▶ Task requirements
Pictures don't belong in the copy; print all the records exactly.

Extracted data entries

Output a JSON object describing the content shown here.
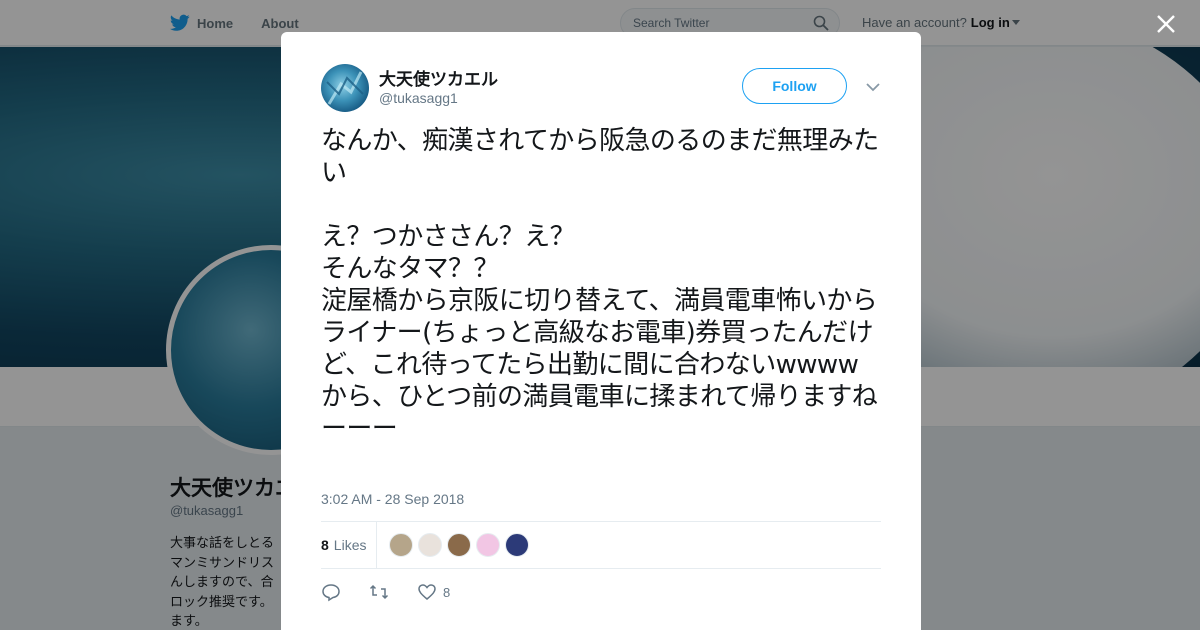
{
  "topbar": {
    "nav_links": [
      "Home",
      "About"
    ],
    "search_placeholder": "Search Twitter",
    "account_prompt": "Have an account?",
    "login_label": "Log in"
  },
  "background_profile": {
    "name": "大天使ツカエル",
    "handle": "@tukasagg1",
    "bio_visible": "大事な話をしとる\nマンミサンドリス\nんしますので、合\nロック推奨です。\nます。"
  },
  "tweet": {
    "author_name": "大天使ツカエル",
    "author_handle": "@tukasagg1",
    "follow_label": "Follow",
    "text": "なんか、痴漢されてから阪急のるのまだ無理みたい\n\nえ？つかささん？え？\nそんなタマ？？\n淀屋橋から京阪に切り替えて、満員電車怖いからライナー(ちょっと高級なお電車)券買ったんだけど、これ待ってたら出勤に間に合わないwwww\nから、ひとつ前の満員電車に揉まれて帰りますねーーー",
    "timestamp": "3:02 AM - 28 Sep 2018",
    "likes_count": "8",
    "likes_label": "Likes",
    "like_action_count": "8",
    "liker_colors": [
      "#b5a58a",
      "#e9e2dc",
      "#8a6a4a",
      "#f2c6e4",
      "#2c3a78"
    ]
  },
  "icons": [
    "twitter-bird-icon",
    "search-icon",
    "close-icon",
    "chevron-down-icon",
    "reply-icon",
    "retweet-icon",
    "heart-icon"
  ]
}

▶ Answer to this exercise
Output a JSON object describing the content shown here.
{
  "topbar": {
    "nav_links": [
      "Home",
      "About"
    ],
    "search_placeholder": "Search Twitter",
    "account_prompt": "Have an account?",
    "login_label": "Log in"
  },
  "background_profile": {
    "name": "大天使ツカエル",
    "handle": "@tukasagg1",
    "bio_visible": "大事な話をしとる\nマンミサンドリス\nんしますので、合\nロック推奨です。\nます。"
  },
  "tweet": {
    "author_name": "大天使ツカエル",
    "author_handle": "@tukasagg1",
    "follow_label": "Follow",
    "text": "なんか、痴漢されてから阪急のるのまだ無理みたい\n\nえ？つかささん？え？\nそんなタマ？？\n淀屋橋から京阪に切り替えて、満員電車怖いからライナー(ちょっと高級なお電車)券買ったんだけど、これ待ってたら出勤に間に合わないwwww\nから、ひとつ前の満員電車に揉まれて帰りますねーーー",
    "timestamp": "3:02 AM - 28 Sep 2018",
    "likes_count": "8",
    "likes_label": "Likes",
    "like_action_count": "8",
    "liker_colors": [
      "#b5a58a",
      "#e9e2dc",
      "#8a6a4a",
      "#f2c6e4",
      "#2c3a78"
    ]
  },
  "icons": [
    "twitter-bird-icon",
    "search-icon",
    "close-icon",
    "chevron-down-icon",
    "reply-icon",
    "retweet-icon",
    "heart-icon"
  ]
}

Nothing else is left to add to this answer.